→ **Items listed in a dataset**
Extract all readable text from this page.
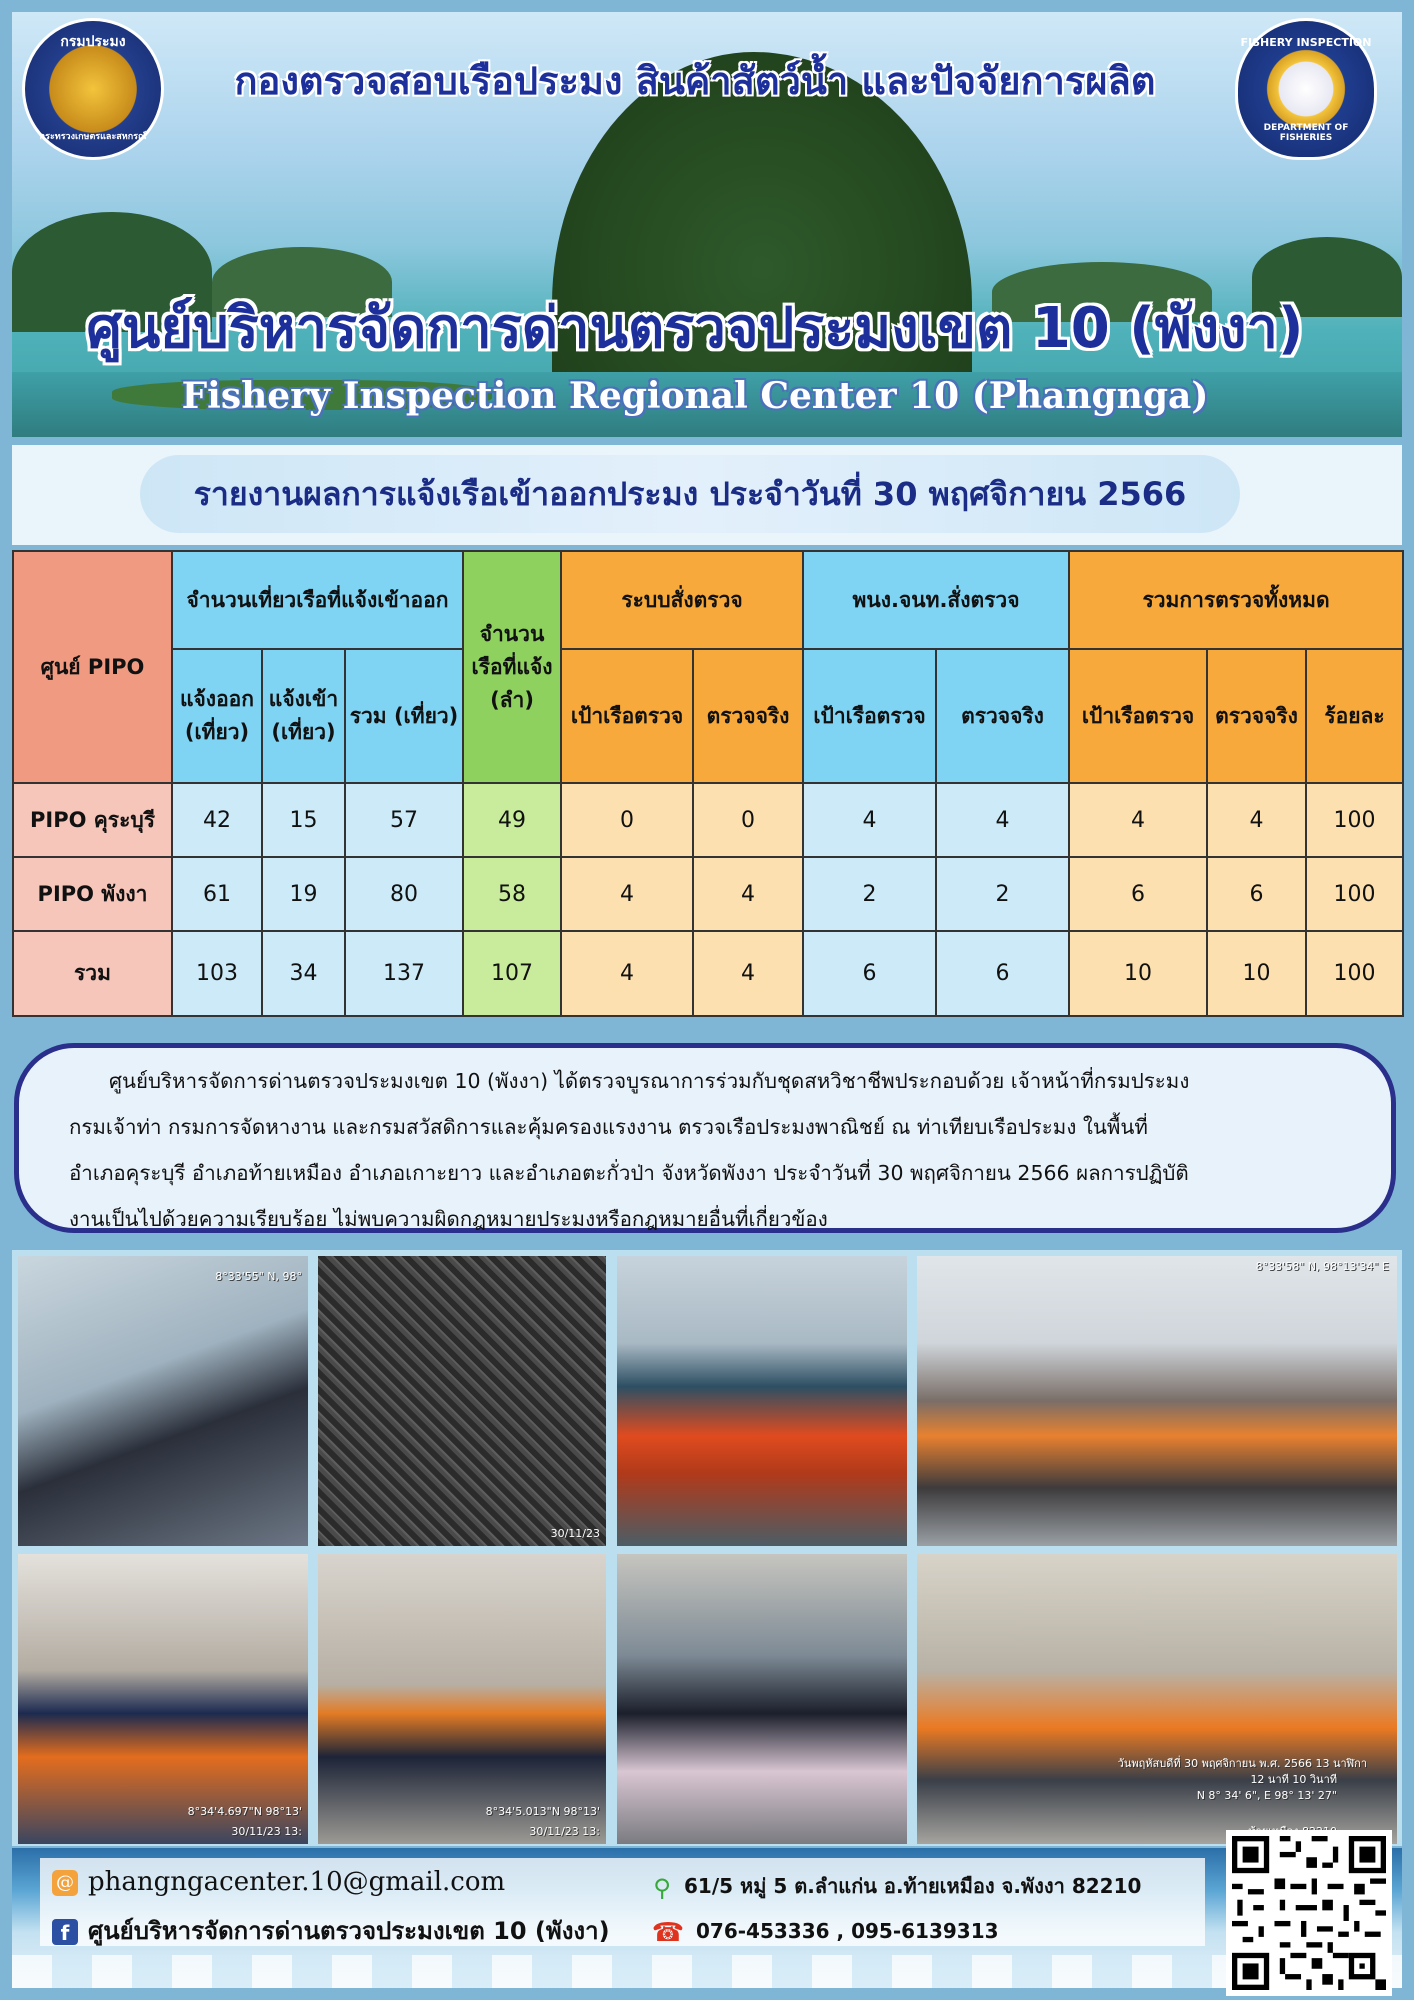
กรมประมง
กระทรวงเกษตรและสหกรณ์
FISHERY INSPECTION
DEPARTMENT OF FISHERIES
กองตรวจสอบเรือประมง สินค้าสัตว์น้ำ และปัจจัยการผลิต
ศูนย์บริหารจัดการด่านตรวจประมงเขต 10 (พังงา)
Fishery Inspection Regional Center 10 (Phangnga)
รายงานผลการแจ้งเรือเข้าออกประมง ประจำวันที่ 30 พฤศจิกายน 2566
ศูนย์ PIPO	จำนวนเที่ยวเรือที่แจ้งเข้าออก			จำนวนเรือที่แจ้ง (ลำ)	ระบบสั่งตรวจ		พนง.จนท.สั่งตรวจ		รวมการตรวจทั้งหมด		
	แจ้งออก (เที่ยว)	แจ้งเข้า (เที่ยว)	รวม (เที่ยว)		เป้าเรือตรวจ	ตรวจจริง	เป้าเรือตรวจ	ตรวจจริง	เป้าเรือตรวจ	ตรวจจริง	ร้อยละ
PIPO คุระบุรี	42	15	57	49	0	0	4	4	4	4	100
PIPO พังงา	61	19	80	58	4	4	2	2	6	6	100
รวม	103	34	137	107	4	4	6	6	10	10	100

ศูนย์บริหารจัดการด่านตรวจประมงเขต 10 (พังงา) ได้ตรวจบูรณาการร่วมกับชุดสหวิชาชีพประกอบด้วย เจ้าหน้าที่กรมประมง

กรมเจ้าท่า กรมการจัดหางาน และกรมสวัสดิการและคุ้มครองแรงงาน ตรวจเรือประมงพาณิชย์ ณ ท่าเทียบเรือประมง ในพื้นที่
อำเภอคุระบุรี อำเภอท้ายเหมือง อำเภอเกาะยาว และอำเภอตะกั่วป่า จังหวัดพังงา ประจำวันที่ 30 พฤศจิกายน 2566 ผลการปฏิบัติ
งานเป็นไปด้วยความเรียบร้อย ไม่พบความผิดกฎหมายประมงหรือกฎหมายอื่นที่เกี่ยวข้อง
8°33'55" N, 98°
30/11/23
8°33'58" N, 98°13'34" E
8°34'4.697"N 98°13'
30/11/23 13:
8°34'5.013"N 98°13'
30/11/23 13:
วันพฤหัสบดีที่ 30 พฤศจิกายน พ.ศ. 2566 13 นาฬิกา
12 นาที 10 วินาที
N 8° 34' 6", E 98° 13' 27"
@ phangngacenter.10@gmail.com
f ศูนย์บริหารจัดการด่านตรวจประมงเขต 10 (พังงา)
⚲ 61/5 หมู่ 5 ต.ลำแก่น อ.ท้ายเหมือง จ.พังงา 82210
☎ 076-453336 , 095-6139313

→ **Written instruction**
Among the lines of the material, find those that hold the word "ดการด" and copy them.

→ **Response below**
ศูนย์บริหารจัดการด่านตรวจประมงเขต 10 (พังงา)
ศูนย์บริหารจัดการด่านตรวจประมงเขต 10 (พังงา) ได้ตรวจบูรณาการร่วมกับชุดสหวิชาชีพประกอบด้วย เจ้าหน้าที่กรมประมง
f ศูนย์บริหารจัดการด่านตรวจประมงเขต 10 (พังงา)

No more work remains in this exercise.